Set problem:
Below are records; work out how many of their lines contain "วยความถ" and give only that number.

Dataset items:

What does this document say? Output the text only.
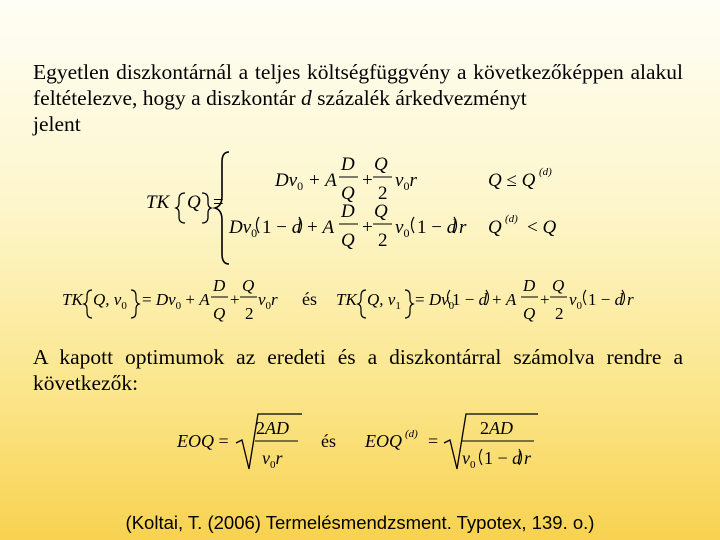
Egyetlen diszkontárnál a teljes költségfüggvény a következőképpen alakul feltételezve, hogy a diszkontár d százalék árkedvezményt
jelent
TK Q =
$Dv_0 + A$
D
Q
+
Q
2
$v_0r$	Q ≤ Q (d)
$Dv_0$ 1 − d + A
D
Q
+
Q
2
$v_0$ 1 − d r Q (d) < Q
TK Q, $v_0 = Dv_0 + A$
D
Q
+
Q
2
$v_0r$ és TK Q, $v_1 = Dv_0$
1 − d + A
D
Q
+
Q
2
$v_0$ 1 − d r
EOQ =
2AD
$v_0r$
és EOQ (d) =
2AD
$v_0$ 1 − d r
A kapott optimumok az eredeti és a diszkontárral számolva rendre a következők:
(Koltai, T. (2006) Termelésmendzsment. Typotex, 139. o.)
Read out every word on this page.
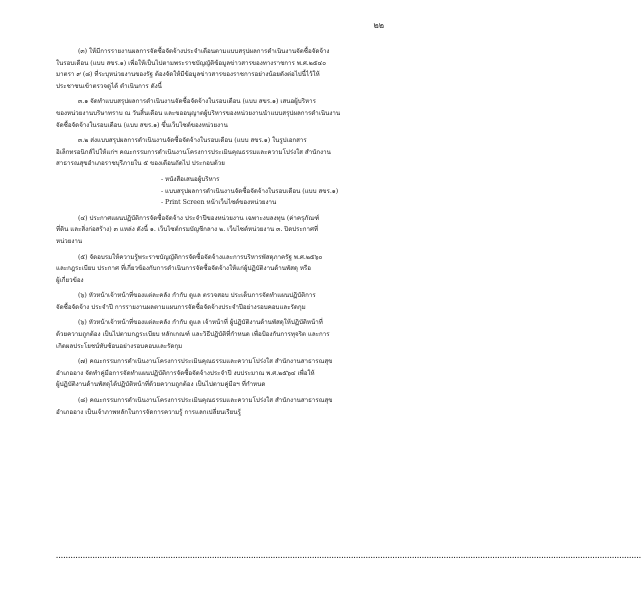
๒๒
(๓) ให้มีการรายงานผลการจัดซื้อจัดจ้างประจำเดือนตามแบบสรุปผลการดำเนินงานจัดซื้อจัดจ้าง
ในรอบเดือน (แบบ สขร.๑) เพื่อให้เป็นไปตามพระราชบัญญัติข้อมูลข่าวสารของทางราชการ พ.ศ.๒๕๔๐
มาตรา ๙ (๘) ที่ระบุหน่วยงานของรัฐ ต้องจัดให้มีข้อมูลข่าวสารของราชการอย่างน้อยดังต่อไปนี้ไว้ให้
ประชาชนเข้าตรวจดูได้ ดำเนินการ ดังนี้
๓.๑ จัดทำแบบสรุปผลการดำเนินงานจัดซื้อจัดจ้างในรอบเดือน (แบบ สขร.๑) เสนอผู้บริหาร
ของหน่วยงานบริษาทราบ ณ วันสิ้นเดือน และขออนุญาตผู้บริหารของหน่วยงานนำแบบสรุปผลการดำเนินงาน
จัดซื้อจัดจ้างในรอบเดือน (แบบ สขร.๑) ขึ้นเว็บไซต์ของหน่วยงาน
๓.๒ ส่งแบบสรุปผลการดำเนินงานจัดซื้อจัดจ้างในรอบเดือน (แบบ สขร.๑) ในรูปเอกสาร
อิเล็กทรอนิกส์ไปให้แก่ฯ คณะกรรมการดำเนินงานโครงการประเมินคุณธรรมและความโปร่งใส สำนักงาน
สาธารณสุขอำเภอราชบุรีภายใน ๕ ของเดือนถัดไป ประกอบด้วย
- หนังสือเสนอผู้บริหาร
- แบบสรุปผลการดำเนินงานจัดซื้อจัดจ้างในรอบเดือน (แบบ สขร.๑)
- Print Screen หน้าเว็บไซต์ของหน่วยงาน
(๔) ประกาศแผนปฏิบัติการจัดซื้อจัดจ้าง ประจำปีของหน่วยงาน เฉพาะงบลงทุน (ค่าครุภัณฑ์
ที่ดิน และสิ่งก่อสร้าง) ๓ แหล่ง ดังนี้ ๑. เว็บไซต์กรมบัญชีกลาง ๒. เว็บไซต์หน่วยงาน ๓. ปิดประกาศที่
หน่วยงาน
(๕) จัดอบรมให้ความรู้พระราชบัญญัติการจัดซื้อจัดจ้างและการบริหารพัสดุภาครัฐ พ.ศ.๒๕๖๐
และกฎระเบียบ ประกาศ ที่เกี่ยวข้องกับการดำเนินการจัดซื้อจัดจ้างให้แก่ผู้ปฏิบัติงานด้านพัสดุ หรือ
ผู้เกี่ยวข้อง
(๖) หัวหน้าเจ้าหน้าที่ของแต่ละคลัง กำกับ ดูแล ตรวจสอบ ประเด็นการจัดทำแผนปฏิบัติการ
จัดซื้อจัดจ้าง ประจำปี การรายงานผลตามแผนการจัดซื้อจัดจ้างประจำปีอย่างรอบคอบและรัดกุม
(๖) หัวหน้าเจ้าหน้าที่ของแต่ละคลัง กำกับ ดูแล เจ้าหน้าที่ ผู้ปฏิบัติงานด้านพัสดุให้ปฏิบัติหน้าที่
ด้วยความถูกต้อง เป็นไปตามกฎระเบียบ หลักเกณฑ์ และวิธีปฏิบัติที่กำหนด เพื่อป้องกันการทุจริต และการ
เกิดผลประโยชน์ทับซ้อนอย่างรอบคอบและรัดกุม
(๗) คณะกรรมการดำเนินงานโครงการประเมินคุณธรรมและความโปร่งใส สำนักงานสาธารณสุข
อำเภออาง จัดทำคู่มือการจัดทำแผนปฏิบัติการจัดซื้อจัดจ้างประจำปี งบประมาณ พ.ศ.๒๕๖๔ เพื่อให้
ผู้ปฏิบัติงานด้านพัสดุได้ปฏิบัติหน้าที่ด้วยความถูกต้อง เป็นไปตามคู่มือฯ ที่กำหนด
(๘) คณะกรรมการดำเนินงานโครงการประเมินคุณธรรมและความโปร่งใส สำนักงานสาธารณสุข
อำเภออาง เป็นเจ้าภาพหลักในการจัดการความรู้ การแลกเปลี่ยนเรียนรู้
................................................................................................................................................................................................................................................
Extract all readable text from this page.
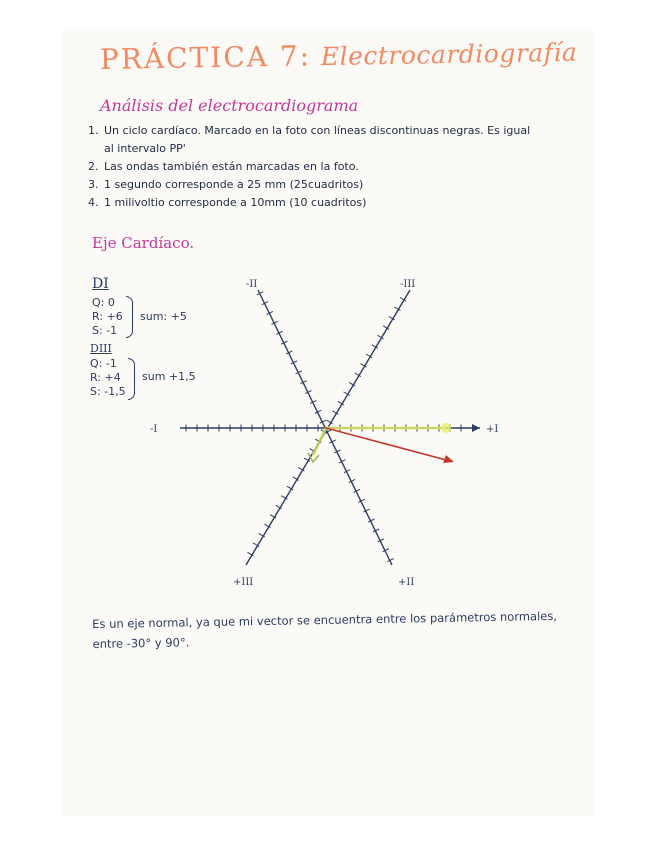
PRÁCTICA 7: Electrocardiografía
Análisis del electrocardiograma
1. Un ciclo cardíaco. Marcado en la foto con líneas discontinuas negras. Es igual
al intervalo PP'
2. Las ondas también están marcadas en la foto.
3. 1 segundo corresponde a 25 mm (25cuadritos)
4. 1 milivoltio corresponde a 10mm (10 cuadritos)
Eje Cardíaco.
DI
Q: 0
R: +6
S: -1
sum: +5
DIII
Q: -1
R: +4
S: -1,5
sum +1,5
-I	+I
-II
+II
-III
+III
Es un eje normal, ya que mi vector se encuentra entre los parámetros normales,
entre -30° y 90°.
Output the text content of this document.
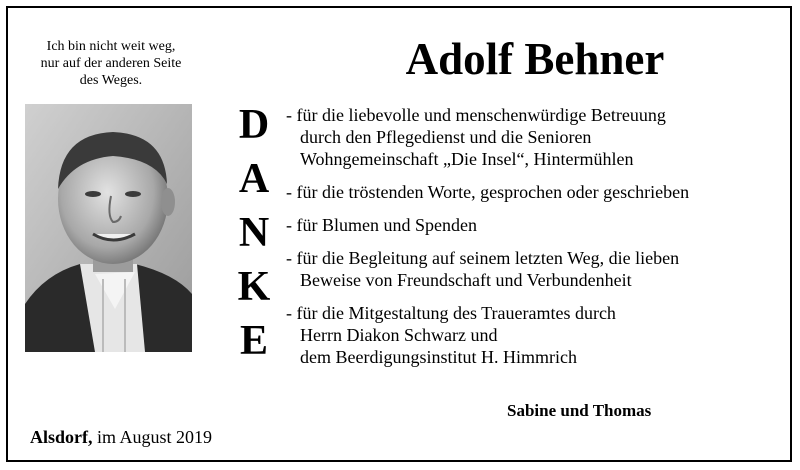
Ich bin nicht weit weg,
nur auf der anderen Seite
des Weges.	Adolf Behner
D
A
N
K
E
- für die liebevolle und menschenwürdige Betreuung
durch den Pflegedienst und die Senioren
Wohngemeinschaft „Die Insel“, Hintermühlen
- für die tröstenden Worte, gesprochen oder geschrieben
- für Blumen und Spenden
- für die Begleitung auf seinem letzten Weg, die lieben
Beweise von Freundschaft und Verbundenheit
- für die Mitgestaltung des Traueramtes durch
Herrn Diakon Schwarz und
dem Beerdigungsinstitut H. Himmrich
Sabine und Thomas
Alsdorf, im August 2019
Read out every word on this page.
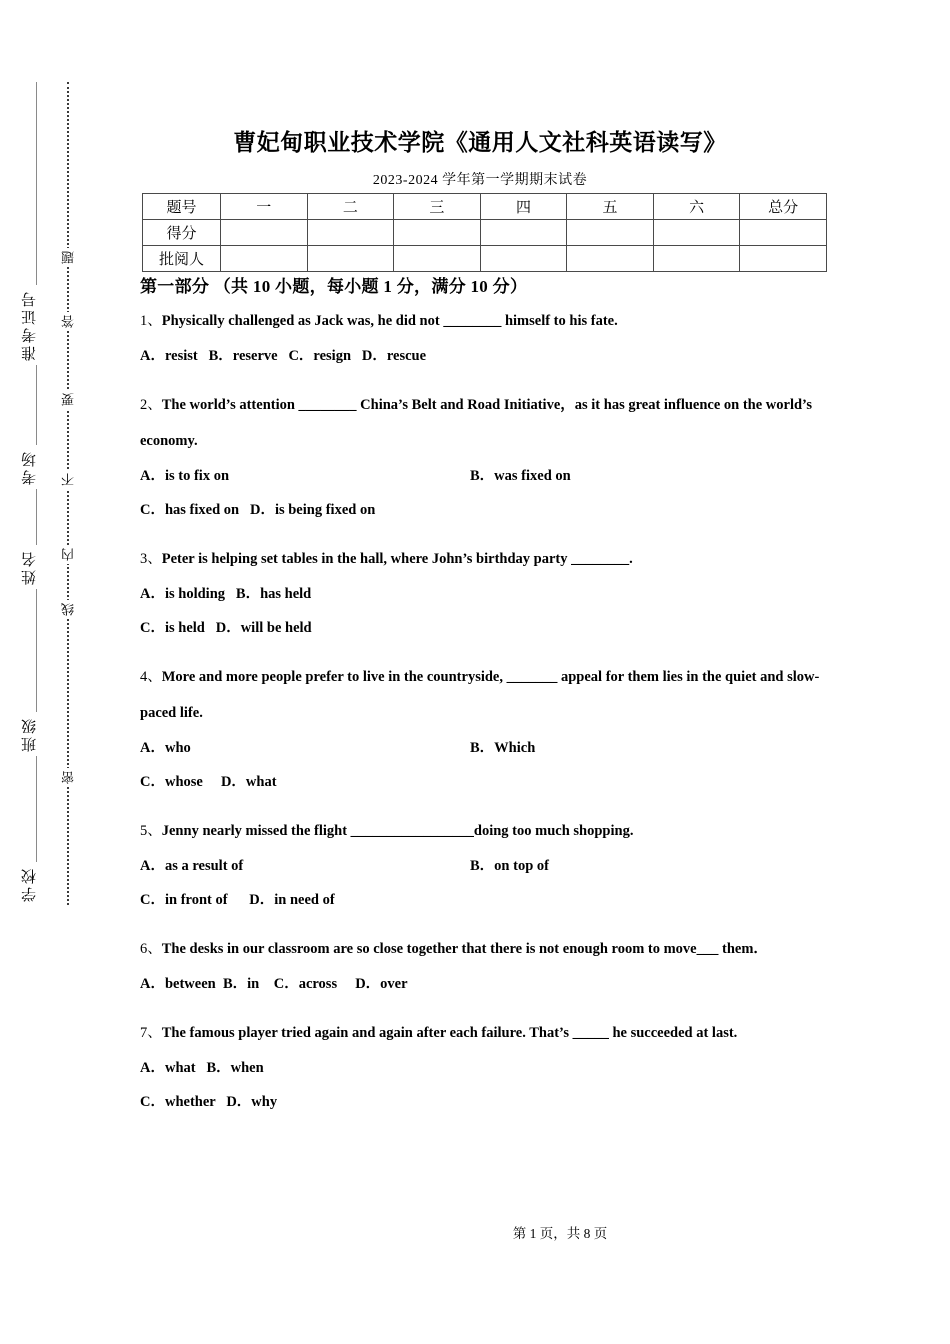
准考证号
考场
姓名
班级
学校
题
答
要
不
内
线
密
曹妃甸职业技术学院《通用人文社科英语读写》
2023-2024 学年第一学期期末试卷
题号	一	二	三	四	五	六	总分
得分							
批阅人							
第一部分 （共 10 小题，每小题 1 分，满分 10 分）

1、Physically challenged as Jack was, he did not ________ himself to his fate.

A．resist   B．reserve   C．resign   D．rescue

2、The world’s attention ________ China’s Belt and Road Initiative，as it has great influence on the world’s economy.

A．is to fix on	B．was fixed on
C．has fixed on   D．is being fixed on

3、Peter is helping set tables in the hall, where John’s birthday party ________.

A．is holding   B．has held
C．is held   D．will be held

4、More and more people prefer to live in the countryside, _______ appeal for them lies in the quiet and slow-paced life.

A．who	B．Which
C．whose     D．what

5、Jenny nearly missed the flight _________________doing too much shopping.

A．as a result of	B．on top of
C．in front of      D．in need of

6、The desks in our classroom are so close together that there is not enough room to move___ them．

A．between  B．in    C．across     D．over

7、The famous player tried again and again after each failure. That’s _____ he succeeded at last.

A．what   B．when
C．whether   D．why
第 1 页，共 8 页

Exercise output:
2